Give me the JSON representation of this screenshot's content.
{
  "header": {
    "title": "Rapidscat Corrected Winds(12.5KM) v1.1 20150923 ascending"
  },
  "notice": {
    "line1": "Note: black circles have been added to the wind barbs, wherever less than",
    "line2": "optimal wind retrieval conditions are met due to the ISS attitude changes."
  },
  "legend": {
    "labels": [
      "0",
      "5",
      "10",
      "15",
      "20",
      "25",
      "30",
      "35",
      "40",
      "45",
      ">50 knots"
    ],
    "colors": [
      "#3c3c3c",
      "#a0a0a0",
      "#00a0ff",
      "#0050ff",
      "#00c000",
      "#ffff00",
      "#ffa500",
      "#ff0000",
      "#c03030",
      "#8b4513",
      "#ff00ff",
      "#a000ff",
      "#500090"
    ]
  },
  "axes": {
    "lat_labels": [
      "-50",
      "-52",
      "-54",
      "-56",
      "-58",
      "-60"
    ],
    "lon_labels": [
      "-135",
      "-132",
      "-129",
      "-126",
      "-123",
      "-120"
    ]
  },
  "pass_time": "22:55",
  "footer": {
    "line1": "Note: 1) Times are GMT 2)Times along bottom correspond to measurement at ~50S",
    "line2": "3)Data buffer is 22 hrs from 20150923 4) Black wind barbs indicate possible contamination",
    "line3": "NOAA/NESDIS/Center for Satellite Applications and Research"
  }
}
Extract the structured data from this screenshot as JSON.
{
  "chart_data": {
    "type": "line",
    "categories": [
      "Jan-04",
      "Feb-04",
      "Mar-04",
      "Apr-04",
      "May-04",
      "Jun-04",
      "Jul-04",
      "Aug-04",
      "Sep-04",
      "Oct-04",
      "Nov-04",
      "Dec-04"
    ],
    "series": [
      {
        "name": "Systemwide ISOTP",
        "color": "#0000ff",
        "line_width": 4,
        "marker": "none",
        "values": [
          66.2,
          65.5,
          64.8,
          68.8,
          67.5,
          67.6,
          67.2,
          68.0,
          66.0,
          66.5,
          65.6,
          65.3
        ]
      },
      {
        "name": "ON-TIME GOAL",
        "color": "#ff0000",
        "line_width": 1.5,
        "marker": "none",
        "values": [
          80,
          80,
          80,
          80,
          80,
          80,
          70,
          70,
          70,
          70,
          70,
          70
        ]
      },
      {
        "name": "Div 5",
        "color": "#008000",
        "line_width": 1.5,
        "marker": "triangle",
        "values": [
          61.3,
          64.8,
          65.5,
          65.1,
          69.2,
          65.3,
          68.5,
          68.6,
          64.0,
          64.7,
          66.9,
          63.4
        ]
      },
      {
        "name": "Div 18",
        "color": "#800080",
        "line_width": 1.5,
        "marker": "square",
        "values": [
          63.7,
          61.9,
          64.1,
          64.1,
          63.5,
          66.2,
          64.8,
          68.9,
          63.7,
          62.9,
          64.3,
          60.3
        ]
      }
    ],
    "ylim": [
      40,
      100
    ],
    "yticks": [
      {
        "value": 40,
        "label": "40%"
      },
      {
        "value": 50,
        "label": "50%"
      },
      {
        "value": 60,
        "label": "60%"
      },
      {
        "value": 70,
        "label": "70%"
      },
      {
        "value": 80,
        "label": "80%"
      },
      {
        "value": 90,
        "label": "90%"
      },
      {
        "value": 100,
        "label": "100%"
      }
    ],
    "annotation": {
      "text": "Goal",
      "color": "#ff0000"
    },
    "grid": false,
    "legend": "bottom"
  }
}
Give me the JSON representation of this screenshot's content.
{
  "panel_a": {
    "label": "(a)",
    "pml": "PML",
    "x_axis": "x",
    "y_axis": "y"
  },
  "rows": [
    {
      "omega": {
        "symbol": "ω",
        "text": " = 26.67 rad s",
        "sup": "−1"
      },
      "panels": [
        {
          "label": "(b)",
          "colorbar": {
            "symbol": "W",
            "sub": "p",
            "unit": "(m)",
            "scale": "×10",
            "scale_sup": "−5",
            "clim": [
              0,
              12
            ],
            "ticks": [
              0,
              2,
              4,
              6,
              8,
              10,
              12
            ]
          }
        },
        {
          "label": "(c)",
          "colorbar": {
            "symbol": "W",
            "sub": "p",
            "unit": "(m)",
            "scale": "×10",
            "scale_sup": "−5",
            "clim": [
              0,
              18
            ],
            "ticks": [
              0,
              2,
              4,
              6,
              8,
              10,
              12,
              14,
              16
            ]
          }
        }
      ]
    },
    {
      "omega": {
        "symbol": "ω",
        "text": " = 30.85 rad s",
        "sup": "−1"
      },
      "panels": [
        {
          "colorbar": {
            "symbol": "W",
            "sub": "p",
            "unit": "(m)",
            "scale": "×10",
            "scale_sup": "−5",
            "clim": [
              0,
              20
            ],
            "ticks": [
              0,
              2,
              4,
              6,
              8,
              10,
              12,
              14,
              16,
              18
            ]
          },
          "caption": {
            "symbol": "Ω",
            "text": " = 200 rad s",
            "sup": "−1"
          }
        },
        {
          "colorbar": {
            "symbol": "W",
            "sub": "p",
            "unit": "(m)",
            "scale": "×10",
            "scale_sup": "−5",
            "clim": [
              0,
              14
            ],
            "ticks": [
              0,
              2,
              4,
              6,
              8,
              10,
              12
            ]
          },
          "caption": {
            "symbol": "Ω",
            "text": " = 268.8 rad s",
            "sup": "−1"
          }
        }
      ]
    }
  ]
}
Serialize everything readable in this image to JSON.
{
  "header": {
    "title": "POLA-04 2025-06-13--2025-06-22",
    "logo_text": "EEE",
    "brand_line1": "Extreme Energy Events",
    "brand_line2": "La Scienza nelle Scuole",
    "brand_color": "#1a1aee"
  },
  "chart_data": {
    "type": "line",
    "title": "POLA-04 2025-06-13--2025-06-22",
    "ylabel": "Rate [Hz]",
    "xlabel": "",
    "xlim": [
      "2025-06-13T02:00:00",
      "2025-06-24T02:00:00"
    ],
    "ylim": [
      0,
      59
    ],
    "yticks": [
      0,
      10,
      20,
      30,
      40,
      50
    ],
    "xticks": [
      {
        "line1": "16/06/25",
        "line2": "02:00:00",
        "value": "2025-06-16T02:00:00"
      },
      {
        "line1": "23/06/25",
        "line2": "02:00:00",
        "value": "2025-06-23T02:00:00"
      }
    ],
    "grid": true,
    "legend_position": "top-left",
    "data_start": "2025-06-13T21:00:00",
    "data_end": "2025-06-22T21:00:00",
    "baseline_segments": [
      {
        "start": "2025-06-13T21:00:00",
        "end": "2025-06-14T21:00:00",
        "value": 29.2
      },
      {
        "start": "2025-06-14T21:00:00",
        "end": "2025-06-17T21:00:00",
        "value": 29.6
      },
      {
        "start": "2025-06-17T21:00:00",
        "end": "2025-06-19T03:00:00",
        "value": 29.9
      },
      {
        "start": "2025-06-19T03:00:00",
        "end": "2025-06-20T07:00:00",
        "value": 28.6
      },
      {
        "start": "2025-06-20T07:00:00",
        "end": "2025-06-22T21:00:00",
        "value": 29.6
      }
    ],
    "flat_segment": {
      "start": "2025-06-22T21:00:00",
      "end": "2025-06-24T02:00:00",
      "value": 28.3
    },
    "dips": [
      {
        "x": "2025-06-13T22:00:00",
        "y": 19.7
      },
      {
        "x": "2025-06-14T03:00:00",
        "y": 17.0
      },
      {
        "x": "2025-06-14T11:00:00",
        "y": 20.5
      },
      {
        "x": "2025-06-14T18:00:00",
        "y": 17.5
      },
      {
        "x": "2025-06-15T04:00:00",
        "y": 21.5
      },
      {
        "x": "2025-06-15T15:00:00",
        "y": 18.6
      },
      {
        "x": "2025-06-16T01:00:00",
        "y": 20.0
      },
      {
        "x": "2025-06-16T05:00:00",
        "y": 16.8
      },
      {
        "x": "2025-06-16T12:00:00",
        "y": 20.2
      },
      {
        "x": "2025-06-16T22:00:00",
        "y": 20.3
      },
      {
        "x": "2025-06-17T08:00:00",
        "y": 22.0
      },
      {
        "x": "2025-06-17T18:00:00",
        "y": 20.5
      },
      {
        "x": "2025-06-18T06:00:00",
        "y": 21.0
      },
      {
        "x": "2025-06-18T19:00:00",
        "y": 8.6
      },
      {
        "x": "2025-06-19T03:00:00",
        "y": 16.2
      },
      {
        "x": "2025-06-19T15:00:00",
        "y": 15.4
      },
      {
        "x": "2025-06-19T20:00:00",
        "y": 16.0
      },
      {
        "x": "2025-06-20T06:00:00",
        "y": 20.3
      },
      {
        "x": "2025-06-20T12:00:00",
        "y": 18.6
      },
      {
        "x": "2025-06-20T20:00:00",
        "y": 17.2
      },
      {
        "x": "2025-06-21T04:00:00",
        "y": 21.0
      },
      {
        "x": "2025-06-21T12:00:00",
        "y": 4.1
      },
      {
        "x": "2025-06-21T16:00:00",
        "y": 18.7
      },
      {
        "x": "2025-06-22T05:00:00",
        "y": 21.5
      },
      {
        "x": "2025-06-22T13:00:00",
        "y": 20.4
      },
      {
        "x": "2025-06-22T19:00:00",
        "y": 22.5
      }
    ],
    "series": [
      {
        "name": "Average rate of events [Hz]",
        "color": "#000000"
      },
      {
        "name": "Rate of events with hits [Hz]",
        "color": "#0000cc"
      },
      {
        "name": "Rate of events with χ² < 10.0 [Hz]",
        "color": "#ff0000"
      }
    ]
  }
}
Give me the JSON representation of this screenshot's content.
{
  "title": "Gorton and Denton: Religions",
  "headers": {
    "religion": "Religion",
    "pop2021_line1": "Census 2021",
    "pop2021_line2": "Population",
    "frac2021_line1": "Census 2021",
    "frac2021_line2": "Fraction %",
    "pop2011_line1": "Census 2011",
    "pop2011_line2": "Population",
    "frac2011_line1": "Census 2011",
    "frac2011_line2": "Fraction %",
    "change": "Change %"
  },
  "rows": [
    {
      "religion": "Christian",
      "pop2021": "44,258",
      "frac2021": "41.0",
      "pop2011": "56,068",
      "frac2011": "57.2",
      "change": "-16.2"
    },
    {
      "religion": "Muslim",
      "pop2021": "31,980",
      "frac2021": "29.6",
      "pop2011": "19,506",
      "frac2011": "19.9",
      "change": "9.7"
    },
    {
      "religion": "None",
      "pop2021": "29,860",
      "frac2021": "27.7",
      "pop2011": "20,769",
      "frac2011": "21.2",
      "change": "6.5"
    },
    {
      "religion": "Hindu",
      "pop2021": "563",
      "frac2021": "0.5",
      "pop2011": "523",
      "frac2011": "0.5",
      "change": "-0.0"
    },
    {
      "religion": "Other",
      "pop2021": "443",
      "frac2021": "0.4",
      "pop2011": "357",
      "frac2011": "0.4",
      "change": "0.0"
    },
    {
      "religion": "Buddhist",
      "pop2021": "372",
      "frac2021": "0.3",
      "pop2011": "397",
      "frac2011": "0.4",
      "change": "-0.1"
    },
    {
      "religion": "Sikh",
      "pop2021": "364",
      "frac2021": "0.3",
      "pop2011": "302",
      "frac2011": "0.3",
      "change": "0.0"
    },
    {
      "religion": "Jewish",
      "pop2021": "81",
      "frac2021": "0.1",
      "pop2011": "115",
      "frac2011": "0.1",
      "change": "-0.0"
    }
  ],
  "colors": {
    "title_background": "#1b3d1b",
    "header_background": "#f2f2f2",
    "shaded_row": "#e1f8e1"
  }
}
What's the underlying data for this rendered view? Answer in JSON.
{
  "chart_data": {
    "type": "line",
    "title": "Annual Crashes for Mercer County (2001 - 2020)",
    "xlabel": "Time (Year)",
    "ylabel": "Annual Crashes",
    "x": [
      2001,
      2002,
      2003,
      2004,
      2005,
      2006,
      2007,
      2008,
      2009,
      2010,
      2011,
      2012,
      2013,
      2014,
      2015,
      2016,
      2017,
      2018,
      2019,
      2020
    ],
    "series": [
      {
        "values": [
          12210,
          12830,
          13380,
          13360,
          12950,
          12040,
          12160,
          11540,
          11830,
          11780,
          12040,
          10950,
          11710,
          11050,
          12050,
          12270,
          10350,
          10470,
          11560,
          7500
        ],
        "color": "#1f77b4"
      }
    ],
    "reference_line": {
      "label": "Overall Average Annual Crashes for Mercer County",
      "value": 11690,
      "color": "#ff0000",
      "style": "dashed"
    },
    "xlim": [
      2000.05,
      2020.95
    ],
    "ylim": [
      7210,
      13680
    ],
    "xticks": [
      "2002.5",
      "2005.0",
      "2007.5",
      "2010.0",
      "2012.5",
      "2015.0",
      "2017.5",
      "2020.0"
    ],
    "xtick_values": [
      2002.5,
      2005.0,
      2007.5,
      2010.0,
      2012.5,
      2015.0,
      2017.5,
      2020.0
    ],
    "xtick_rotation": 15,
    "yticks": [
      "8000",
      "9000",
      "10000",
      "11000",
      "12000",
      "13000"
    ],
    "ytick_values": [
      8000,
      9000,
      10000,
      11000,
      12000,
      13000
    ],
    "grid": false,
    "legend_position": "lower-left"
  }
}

§ **WHAT YOU HAVE TO DO**: Copy all lines above containing the string "Average".

§ **EXERCISE OUTPUT**:
        "name": "Average rate of events [Hz]",
      "label": "Overall Average Annual Crashes for Mercer County",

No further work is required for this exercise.